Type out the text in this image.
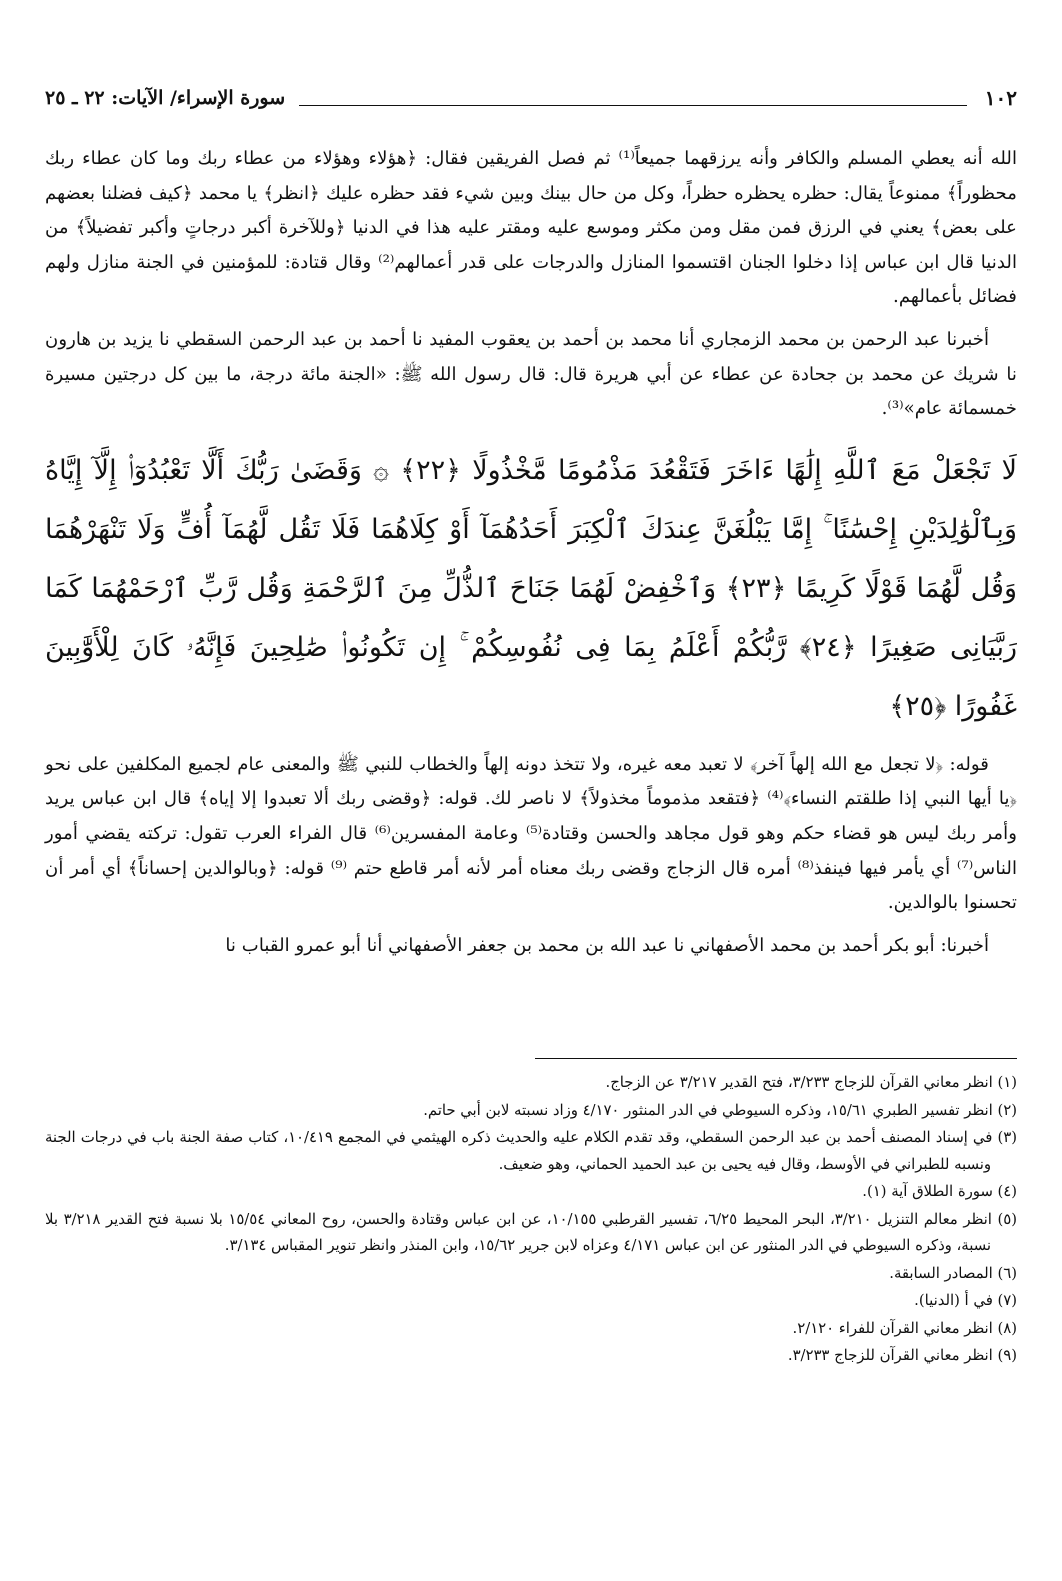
١٠٢
سورة الإسراء/ الآيات: ٢٢ ـ ٢٥

الله أنه يعطي المسلم والكافر وأنه يرزقهما جميعاً⁽¹⁾ ثم فصل الفريقين فقال: ﴿هؤلاء وهؤلاء من عطاء ربك وما كان عطاء ربك محظوراً﴾ ممنوعاً يقال: حظره يحظره حظراً، وكل من حال بينك وبين شيء فقد حظره عليك ﴿انظر﴾ يا محمد ﴿كيف فضلنا بعضهم على بعض﴾ يعني في الرزق فمن مقل ومن مكثر وموسع عليه ومقتر عليه هذا في الدنيا ﴿وللآخرة أكبر درجاتٍ وأكبر تفضيلاً﴾ من الدنيا قال ابن عباس إذا دخلوا الجنان اقتسموا المنازل والدرجات على قدر أعمالهم⁽²⁾ وقال قتادة: للمؤمنين في الجنة منازل ولهم فضائل بأعمالهم.

أخبرنا عبد الرحمن بن محمد الزمجاري أنا محمد بن أحمد بن يعقوب المفيد نا أحمد بن عبد الرحمن السقطي نا يزيد بن هارون نا شريك عن محمد بن جحادة عن عطاء عن أبي هريرة قال: قال رسول الله ﷺ: «الجنة مائة درجة، ما بين كل درجتين مسيرة خمسمائة عام»⁽³⁾.

لَا تَجْعَلْ مَعَ ٱللَّهِ إِلَٰهًا ءَاخَرَ فَتَقْعُدَ مَذْمُومًا مَّخْذُولًا ﴿٢٢﴾ ۞ وَقَضَىٰ رَبُّكَ أَلَّا تَعْبُدُوٓا۟ إِلَّآ إِيَّاهُ وَبِٱلْوَٰلِدَيْنِ إِحْسَٰنًا ۚ إِمَّا يَبْلُغَنَّ عِندَكَ ٱلْكِبَرَ أَحَدُهُمَآ أَوْ كِلَاهُمَا فَلَا تَقُل لَّهُمَآ أُفٍّ وَلَا تَنْهَرْهُمَا وَقُل لَّهُمَا قَوْلًا كَرِيمًا ﴿٢٣﴾ وَٱخْفِضْ لَهُمَا جَنَاحَ ٱلذُّلِّ مِنَ ٱلرَّحْمَةِ وَقُل رَّبِّ ٱرْحَمْهُمَا كَمَا رَبَّيَانِى صَغِيرًا ﴿٢٤﴾ رَّبُّكُمْ أَعْلَمُ بِمَا فِى نُفُوسِكُمْ ۚ إِن تَكُونُوا۟ صَٰلِحِينَ فَإِنَّهُۥ كَانَ لِلْأَوَّٰبِينَ غَفُورًا ﴿٢٥﴾

قوله: ﴿لا تجعل مع الله إلهاً آخر﴾ لا تعبد معه غيره، ولا تتخذ دونه إلهاً والخطاب للنبي ﷺ والمعنى عام لجميع المكلفين على نحو ﴿يا أيها النبي إذا طلقتم النساء﴾⁽⁴⁾ ﴿فتقعد مذموماً مخذولاً﴾ لا ناصر لك. قوله: ﴿وقضى ربك ألا تعبدوا إلا إياه﴾ قال ابن عباس يريد وأمر ربك ليس هو قضاء حكم وهو قول مجاهد والحسن وقتادة⁽⁵⁾ وعامة المفسرين⁽⁶⁾ قال الفراء العرب تقول: تركته يقضي أمور الناس⁽⁷⁾ أي يأمر فيها فينفذ⁽⁸⁾ أمره قال الزجاج وقضى ربك معناه أمر لأنه أمر قاطع حتم ⁽⁹⁾ قوله: ﴿وبالوالدين إحساناً﴾ أي أمر أن تحسنوا بالوالدين.

أخبرنا: أبو بكر أحمد بن محمد الأصفهاني نا عبد الله بن محمد بن جعفر الأصفهاني أنا أبو عمرو القباب نا

(١) انظر معاني القرآن للزجاج ٣/٢٣٣، فتح القدير ٣/٢١٧ عن الزجاج.

(٢) انظر تفسير الطبري ١٥/٦١، وذكره السيوطي في الدر المنثور ٤/١٧٠ وزاد نسبته لابن أبي حاتم.

(٣) في إسناد المصنف أحمد بن عبد الرحمن السقطي، وقد تقدم الكلام عليه والحديث ذكره الهيثمي في المجمع ١٠/٤١٩، كتاب صفة الجنة باب في درجات الجنة ونسبه للطبراني في الأوسط، وقال فيه يحيى بن عبد الحميد الحماني، وهو ضعيف.

(٤) سورة الطلاق آية (١).

(٥) انظر معالم التنزيل ٣/٢١٠، البحر المحيط ٦/٢٥، تفسير القرطبي ١٠/١٥٥، عن ابن عباس وقتادة والحسن، روح المعاني ١٥/٥٤ بلا نسبة فتح القدير ٣/٢١٨ بلا نسبة، وذكره السيوطي في الدر المنثور عن ابن عباس ٤/١٧١ وعزاه لابن جرير ١٥/٦٢، وابن المنذر وانظر تنوير المقباس ٣/١٣٤.

(٦) المصادر السابقة.

(٧) في أ (الدنيا).

(٨) انظر معاني القرآن للفراء ٢/١٢٠.

(٩) انظر معاني القرآن للزجاج ٣/٢٣٣.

☆ ☆ ☆

● **WORK TO COMPLETE**: Print out the material word for word, omitting the pictures.

● **ANSWER TO THIS PROBLEM**:
Type out the text in this image.
١٠٢
سورة الإسراء/ الآيات: ٢٢ ـ ٢٥

الله أنه يعطي المسلم والكافر وأنه يرزقهما جميعاً⁽¹⁾ ثم فصل الفريقين فقال: ﴿هؤلاء وهؤلاء من عطاء ربك وما كان عطاء ربك محظوراً﴾ ممنوعاً يقال: حظره يحظره حظراً، وكل من حال بينك وبين شيء فقد حظره عليك ﴿انظر﴾ يا محمد ﴿كيف فضلنا بعضهم على بعض﴾ يعني في الرزق فمن مقل ومن مكثر وموسع عليه ومقتر عليه هذا في الدنيا ﴿وللآخرة أكبر درجاتٍ وأكبر تفضيلاً﴾ من الدنيا قال ابن عباس إذا دخلوا الجنان اقتسموا المنازل والدرجات على قدر أعمالهم⁽²⁾ وقال قتادة: للمؤمنين في الجنة منازل ولهم فضائل بأعمالهم.

أخبرنا عبد الرحمن بن محمد الزمجاري أنا محمد بن أحمد بن يعقوب المفيد نا أحمد بن عبد الرحمن السقطي نا يزيد بن هارون نا شريك عن محمد بن جحادة عن عطاء عن أبي هريرة قال: قال رسول الله ﷺ: «الجنة مائة درجة، ما بين كل درجتين مسيرة خمسمائة عام»⁽³⁾.

لَا تَجْعَلْ مَعَ ٱللَّهِ إِلَٰهًا ءَاخَرَ فَتَقْعُدَ مَذْمُومًا مَّخْذُولًا ﴿٢٢﴾ ۞ وَقَضَىٰ رَبُّكَ أَلَّا تَعْبُدُوٓا۟ إِلَّآ إِيَّاهُ وَبِٱلْوَٰلِدَيْنِ إِحْسَٰنًا ۚ إِمَّا يَبْلُغَنَّ عِندَكَ ٱلْكِبَرَ أَحَدُهُمَآ أَوْ كِلَاهُمَا فَلَا تَقُل لَّهُمَآ أُفٍّ وَلَا تَنْهَرْهُمَا وَقُل لَّهُمَا قَوْلًا كَرِيمًا ﴿٢٣﴾ وَٱخْفِضْ لَهُمَا جَنَاحَ ٱلذُّلِّ مِنَ ٱلرَّحْمَةِ وَقُل رَّبِّ ٱرْحَمْهُمَا كَمَا رَبَّيَانِى صَغِيرًا ﴿٢٤﴾ رَّبُّكُمْ أَعْلَمُ بِمَا فِى نُفُوسِكُمْ ۚ إِن تَكُونُوا۟ صَٰلِحِينَ فَإِنَّهُۥ كَانَ لِلْأَوَّٰبِينَ غَفُورًا ﴿٢٥﴾

قوله: ﴿لا تجعل مع الله إلهاً آخر﴾ لا تعبد معه غيره، ولا تتخذ دونه إلهاً والخطاب للنبي ﷺ والمعنى عام لجميع المكلفين على نحو ﴿يا أيها النبي إذا طلقتم النساء﴾⁽⁴⁾ ﴿فتقعد مذموماً مخذولاً﴾ لا ناصر لك. قوله: ﴿وقضى ربك ألا تعبدوا إلا إياه﴾ قال ابن عباس يريد وأمر ربك ليس هو قضاء حكم وهو قول مجاهد والحسن وقتادة⁽⁵⁾ وعامة المفسرين⁽⁶⁾ قال الفراء العرب تقول: تركته يقضي أمور الناس⁽⁷⁾ أي يأمر فيها فينفذ⁽⁸⁾ أمره قال الزجاج وقضى ربك معناه أمر لأنه أمر قاطع حتم ⁽⁹⁾ قوله: ﴿وبالوالدين إحساناً﴾ أي أمر أن تحسنوا بالوالدين.

أخبرنا: أبو بكر أحمد بن محمد الأصفهاني نا عبد الله بن محمد بن جعفر الأصفهاني أنا أبو عمرو القباب نا

(١) انظر معاني القرآن للزجاج ٣/٢٣٣، فتح القدير ٣/٢١٧ عن الزجاج.

(٢) انظر تفسير الطبري ١٥/٦١، وذكره السيوطي في الدر المنثور ٤/١٧٠ وزاد نسبته لابن أبي حاتم.

(٣) في إسناد المصنف أحمد بن عبد الرحمن السقطي، وقد تقدم الكلام عليه والحديث ذكره الهيثمي في المجمع ١٠/٤١٩، كتاب صفة الجنة باب في درجات الجنة ونسبه للطبراني في الأوسط، وقال فيه يحيى بن عبد الحميد الحماني، وهو ضعيف.

(٤) سورة الطلاق آية (١).

(٥) انظر معالم التنزيل ٣/٢١٠، البحر المحيط ٦/٢٥، تفسير القرطبي ١٠/١٥٥، عن ابن عباس وقتادة والحسن، روح المعاني ١٥/٥٤ بلا نسبة فتح القدير ٣/٢١٨ بلا نسبة، وذكره السيوطي في الدر المنثور عن ابن عباس ٤/١٧١ وعزاه لابن جرير ١٥/٦٢، وابن المنذر وانظر تنوير المقباس ٣/١٣٤.

(٦) المصادر السابقة.

(٧) في أ (الدنيا).

(٨) انظر معاني القرآن للفراء ٢/١٢٠.

(٩) انظر معاني القرآن للزجاج ٣/٢٣٣.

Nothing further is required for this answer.